### WHAT YOU HAVE TO DO
Scan the entries below. List each line with "Предоставление".

--- begin RECORDS FOR THIS EXERCISE ---

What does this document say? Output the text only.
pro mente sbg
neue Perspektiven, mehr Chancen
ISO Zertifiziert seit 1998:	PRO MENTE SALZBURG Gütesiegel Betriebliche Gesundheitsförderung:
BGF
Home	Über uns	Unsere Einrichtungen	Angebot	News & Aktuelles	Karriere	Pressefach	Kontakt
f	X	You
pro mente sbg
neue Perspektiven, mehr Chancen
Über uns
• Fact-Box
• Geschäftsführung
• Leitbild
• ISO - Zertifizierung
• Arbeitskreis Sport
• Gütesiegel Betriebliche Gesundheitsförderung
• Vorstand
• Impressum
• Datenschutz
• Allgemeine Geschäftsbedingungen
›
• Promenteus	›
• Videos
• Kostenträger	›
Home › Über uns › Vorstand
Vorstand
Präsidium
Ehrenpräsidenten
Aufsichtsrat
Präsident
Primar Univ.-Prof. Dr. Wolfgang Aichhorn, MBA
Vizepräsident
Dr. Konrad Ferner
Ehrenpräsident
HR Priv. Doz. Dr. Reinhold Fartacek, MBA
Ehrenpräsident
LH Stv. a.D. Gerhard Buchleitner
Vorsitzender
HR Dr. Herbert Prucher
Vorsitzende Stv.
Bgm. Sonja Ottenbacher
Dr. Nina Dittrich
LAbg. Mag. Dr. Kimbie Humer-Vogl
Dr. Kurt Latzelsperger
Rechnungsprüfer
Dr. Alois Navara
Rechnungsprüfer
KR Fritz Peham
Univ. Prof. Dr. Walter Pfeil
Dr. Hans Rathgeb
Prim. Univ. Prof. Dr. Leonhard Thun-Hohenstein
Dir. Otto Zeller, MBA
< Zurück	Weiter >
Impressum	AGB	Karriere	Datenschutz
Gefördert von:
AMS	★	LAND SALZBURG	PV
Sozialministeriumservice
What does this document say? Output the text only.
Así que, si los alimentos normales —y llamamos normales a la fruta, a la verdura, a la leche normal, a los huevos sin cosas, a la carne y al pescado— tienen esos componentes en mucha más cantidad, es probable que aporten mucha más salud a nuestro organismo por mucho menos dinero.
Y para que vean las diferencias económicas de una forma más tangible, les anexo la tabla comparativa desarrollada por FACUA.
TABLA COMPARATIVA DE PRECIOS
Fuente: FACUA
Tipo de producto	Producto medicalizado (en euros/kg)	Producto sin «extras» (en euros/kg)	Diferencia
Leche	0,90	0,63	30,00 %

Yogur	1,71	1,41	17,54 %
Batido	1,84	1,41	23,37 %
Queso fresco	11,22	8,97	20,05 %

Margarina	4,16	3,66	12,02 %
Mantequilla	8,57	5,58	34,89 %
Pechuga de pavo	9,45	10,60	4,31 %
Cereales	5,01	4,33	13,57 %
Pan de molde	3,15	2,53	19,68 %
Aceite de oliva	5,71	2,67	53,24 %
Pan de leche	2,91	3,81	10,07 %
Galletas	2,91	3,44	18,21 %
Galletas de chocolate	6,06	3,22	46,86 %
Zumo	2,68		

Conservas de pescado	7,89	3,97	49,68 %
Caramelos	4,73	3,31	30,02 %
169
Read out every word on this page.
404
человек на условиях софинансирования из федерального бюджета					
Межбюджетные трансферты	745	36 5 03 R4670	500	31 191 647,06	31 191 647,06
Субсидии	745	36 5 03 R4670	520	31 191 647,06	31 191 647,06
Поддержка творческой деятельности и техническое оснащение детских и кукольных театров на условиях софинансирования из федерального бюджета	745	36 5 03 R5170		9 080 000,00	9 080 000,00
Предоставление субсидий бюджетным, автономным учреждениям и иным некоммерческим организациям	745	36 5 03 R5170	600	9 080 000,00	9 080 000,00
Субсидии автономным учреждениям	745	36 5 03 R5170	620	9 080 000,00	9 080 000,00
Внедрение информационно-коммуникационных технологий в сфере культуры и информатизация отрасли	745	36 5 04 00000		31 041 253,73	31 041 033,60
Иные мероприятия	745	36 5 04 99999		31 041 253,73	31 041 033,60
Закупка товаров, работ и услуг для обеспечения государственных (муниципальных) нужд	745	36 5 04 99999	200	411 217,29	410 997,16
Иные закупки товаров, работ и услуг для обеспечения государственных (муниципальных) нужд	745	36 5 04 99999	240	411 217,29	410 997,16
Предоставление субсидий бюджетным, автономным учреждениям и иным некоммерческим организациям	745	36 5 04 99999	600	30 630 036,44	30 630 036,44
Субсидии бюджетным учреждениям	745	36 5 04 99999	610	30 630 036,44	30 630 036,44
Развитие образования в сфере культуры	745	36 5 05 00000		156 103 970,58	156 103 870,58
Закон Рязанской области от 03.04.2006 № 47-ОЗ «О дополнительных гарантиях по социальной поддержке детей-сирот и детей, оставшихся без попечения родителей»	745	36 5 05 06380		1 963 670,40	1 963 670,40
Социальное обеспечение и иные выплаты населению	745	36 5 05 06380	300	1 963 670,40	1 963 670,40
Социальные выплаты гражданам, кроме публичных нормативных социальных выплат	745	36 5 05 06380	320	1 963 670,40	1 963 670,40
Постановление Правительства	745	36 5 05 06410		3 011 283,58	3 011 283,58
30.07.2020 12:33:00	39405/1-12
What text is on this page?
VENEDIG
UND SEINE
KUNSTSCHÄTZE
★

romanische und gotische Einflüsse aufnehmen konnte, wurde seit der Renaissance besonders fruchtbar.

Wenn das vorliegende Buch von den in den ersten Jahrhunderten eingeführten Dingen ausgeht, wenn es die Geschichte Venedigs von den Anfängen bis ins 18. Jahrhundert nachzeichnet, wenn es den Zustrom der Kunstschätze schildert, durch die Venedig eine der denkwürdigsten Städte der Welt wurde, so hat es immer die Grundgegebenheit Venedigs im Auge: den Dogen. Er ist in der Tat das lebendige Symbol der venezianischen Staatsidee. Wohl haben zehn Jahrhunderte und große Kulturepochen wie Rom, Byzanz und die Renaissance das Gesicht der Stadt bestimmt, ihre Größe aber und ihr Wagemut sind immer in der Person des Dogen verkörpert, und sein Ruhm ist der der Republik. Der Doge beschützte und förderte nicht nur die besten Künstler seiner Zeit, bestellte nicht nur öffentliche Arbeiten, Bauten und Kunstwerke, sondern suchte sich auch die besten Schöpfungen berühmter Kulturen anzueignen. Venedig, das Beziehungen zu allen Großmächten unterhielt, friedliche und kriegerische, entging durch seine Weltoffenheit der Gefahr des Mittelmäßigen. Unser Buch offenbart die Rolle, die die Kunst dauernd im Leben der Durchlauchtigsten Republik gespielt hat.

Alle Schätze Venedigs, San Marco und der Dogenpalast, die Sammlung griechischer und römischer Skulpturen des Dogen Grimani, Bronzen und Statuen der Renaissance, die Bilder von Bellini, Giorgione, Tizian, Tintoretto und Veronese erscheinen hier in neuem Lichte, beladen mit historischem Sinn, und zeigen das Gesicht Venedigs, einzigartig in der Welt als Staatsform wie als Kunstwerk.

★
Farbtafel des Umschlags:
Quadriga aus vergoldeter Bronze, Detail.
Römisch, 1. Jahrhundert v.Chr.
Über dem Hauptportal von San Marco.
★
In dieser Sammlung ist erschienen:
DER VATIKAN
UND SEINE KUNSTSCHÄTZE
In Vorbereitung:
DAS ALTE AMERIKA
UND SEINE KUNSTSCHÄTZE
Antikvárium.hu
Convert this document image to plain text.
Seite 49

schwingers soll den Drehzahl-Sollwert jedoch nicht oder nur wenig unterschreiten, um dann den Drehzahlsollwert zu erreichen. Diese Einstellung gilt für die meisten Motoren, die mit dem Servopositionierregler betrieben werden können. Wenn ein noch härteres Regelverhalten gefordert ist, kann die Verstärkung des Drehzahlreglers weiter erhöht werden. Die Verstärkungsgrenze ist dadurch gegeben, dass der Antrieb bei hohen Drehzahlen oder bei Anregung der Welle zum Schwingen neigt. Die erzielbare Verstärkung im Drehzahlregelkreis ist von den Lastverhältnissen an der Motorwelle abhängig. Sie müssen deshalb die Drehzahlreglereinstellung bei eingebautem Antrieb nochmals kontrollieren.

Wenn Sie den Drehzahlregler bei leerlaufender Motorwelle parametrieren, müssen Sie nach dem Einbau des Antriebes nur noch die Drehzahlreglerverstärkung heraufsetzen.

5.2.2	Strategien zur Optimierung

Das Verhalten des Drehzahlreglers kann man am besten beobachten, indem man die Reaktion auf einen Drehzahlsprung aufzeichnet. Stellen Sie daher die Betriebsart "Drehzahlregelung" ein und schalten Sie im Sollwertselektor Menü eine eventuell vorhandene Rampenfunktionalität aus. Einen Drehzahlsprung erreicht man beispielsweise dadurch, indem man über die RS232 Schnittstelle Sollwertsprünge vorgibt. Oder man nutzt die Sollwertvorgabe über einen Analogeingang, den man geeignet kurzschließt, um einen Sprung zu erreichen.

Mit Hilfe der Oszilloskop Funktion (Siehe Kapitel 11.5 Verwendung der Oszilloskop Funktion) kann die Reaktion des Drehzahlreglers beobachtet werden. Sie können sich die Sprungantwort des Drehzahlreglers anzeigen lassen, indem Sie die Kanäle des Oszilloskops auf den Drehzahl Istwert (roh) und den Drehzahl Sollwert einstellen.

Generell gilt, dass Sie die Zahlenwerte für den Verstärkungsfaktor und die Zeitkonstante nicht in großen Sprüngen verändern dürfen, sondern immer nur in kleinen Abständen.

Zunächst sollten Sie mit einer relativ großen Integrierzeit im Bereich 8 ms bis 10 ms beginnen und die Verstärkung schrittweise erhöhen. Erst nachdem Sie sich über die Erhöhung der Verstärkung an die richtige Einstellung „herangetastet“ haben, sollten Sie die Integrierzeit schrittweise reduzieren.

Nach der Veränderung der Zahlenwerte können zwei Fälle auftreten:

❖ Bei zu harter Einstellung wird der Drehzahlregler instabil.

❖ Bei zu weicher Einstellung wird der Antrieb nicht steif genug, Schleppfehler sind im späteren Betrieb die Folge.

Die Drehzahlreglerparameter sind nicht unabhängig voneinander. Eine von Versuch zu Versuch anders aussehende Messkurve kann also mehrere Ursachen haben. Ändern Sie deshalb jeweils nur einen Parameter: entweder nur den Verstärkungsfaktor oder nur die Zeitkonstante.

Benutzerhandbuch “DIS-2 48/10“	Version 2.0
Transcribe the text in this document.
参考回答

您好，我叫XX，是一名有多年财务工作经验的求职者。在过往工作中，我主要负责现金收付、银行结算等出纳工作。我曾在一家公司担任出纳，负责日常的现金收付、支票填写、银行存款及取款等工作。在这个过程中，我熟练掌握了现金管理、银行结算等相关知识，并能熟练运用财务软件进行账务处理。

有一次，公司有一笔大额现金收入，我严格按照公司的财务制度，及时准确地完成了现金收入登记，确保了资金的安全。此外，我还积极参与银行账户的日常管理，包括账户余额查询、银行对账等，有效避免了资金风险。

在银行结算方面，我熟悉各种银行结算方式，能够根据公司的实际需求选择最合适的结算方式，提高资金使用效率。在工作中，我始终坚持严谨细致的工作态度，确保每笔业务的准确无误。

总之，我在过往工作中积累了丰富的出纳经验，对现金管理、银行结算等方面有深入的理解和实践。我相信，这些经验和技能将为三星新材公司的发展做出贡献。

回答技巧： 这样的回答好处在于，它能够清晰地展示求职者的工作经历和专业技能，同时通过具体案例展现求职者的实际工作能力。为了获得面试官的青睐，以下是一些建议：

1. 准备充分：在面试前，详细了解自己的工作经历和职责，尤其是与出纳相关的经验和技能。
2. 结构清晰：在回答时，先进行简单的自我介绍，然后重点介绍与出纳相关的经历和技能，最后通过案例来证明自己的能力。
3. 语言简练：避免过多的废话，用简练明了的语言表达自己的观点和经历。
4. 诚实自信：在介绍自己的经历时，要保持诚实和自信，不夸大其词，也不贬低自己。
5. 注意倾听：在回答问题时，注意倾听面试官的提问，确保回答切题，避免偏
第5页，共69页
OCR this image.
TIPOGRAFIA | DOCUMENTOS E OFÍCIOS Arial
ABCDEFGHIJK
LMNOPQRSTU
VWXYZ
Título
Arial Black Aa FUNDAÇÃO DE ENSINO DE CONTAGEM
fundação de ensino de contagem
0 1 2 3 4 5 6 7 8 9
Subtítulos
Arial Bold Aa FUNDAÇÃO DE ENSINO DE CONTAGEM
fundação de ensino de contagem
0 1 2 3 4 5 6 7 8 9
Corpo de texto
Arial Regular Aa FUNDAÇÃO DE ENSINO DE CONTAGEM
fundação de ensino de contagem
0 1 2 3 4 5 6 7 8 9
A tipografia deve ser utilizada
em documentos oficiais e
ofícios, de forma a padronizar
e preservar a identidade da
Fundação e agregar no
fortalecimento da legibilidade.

--- end RECORDS FOR THIS EXERCISE ---

### SOLUTION
Предоставление субсидий бюджетным, автономным учреждениям и иным некоммерческим организациям	745	36 5 03 R5170	600	9 080 000,00	9 080 000,00
Предоставление субсидий бюджетным, автономным учреждениям и иным некоммерческим организациям	745	36 5 04 99999	600	30 630 036,44	30 630 036,44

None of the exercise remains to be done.